Techné: John R. Barkley, Amy Jenkins, Christos Pantieras
Wallpaper on John R. Barkley's website, copyright John R. Barkley
It's often a challenge to look at, let alone write about, contemporary art. Riddled with themes like alienation, isolation and technology, artists and curators frequently write about the work in ways that makes it, at best, even more unknowable. "The worst sin that can be committed against the artist," wrote Henry Miller (1891-1980), "is to take him at his word, to see in his work a fulfilment instead of an horizon."
We live in a time where increasing value is placed on obscure highly personalised artistic expression. Perhaps this is happening because outside of consumer culture, our collective cultural identities are being so eroded. There is no collective horizon.
Techné, a group show of work by John R. Barkley, Christos Pantieras and Amy Jenkins, examines these ideas. Shown inside our exquisite (air conditioned!) city hall, the artists' prolific use of found material forms a perfect counterpoint.

COMPLETE THE FOLLOWING:
1) In the Techné review, where is the group show being shown?
2) Decide whether each statement agrees with the Techné review, giving yes or no and quoting the words that decide it: (a) The review quotes Henry Miller on the artist. (b) The artists in the show make little use of found material. (c) The review claims we share a collective horizon.
3) Carry the Techné review forward from its last sentence, keeping the same voice.

(Records from a data source)

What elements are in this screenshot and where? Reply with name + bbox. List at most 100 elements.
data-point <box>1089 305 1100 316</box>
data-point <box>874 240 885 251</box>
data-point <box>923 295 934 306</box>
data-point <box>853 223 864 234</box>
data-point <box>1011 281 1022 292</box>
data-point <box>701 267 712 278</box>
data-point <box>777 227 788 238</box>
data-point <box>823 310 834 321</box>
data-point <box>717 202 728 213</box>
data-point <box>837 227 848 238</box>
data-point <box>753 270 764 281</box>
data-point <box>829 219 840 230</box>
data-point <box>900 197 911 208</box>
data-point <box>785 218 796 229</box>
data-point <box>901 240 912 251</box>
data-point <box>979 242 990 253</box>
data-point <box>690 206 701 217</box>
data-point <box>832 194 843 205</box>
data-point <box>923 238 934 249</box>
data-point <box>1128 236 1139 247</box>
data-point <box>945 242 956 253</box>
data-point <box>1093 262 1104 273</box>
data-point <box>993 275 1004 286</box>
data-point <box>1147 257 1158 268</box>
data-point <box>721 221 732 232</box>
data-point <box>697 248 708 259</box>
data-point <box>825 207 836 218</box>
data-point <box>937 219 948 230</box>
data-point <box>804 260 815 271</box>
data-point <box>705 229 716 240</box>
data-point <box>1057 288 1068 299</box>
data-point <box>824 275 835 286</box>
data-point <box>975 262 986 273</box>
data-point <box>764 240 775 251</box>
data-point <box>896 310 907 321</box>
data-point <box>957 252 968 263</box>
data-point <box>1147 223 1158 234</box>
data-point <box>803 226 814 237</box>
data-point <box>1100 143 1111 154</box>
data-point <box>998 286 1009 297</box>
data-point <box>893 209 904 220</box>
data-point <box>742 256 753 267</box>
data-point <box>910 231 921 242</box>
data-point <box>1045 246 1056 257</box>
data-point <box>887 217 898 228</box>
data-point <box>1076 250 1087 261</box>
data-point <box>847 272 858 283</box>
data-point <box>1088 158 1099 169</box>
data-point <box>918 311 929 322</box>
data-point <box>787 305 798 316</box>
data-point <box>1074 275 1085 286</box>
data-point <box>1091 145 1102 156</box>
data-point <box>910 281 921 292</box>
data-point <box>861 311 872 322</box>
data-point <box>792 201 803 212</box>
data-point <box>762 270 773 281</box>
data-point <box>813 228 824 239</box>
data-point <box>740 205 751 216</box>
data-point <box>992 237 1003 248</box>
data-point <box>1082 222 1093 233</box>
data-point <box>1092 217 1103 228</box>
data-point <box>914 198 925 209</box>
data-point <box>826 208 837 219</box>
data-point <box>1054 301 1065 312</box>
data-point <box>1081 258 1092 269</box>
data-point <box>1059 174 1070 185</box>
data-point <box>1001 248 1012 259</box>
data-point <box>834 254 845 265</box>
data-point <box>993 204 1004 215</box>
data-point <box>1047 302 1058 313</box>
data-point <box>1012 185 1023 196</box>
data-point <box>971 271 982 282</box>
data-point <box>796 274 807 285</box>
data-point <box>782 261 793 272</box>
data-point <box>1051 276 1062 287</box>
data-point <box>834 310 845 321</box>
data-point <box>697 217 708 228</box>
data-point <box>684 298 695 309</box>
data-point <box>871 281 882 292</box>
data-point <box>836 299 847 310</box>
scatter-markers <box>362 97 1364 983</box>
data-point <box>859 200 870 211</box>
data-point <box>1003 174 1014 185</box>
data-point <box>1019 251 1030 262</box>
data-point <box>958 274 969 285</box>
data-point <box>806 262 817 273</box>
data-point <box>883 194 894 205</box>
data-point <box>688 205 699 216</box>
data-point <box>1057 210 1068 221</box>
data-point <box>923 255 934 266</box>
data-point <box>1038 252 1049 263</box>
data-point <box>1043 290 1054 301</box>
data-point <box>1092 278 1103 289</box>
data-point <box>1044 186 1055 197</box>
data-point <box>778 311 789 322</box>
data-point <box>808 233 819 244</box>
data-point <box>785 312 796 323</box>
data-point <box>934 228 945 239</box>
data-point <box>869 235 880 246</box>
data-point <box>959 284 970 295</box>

ANSWERS TO THE TASKS:
1) Inside the city hall, which is air-conditioned.

2)
(a) Yes: "wrote Henry Miller (1891-1980)"
(b) No: "the artists' prolific use of found material forms a perfect counterpoint"
(c) No: "There is no collective horizon."

3)
Barkley's huge mixed media pieces, consisting primarily of oil paint in rich dark purples, violets and maroons, strongly evoke the sea. I am not a fan of abstract expressionism at all, but Barkley's use of deep colours and thick texture drew me in—"Pulley", 1998, 120 x 74 cm, particularly so. Complete with thick rope, the approximately 8" wide pulley has been stuck to the board with duct tape and staples, thick lashings of paint, like seawater, splashing over it all.
Carefully fashioning vessels out of wax and adding found objects, in some pieces, Pantieras placed the lot into tiny compartments in cupboards attached to the walls. They reminded me of the trunks in some of Gabriel Garcia Marquez's writing. In Marquez, the trunks' contents often remain a mystery. In Pantieras' work the mystery lies in what the contents mean—almost like 3-dimensional surrealism, or to follow Marquez, 3-D magic realism.
Les pièces de resistances are two pieces by Amy Jenkins. "Underground Profound", 1999 consists of four manhole covers, hanging from massive chains along one wall. Jenkins admits part of the huge response to them is their sheer weight. "We had to speak to the building engineers," she says, "to make sure there was enough structural support in that wall. There's about a thousand pounds on it."
Encrusted with rust, pockmarked and lined with age, the covers seem like battle-worn shields, each uniquely worn by its own passage. Jenkins places them in the context of cities and the technologies used to order our environment, but for me, they speak to the emotional forces that can be battened down beneath the hatches.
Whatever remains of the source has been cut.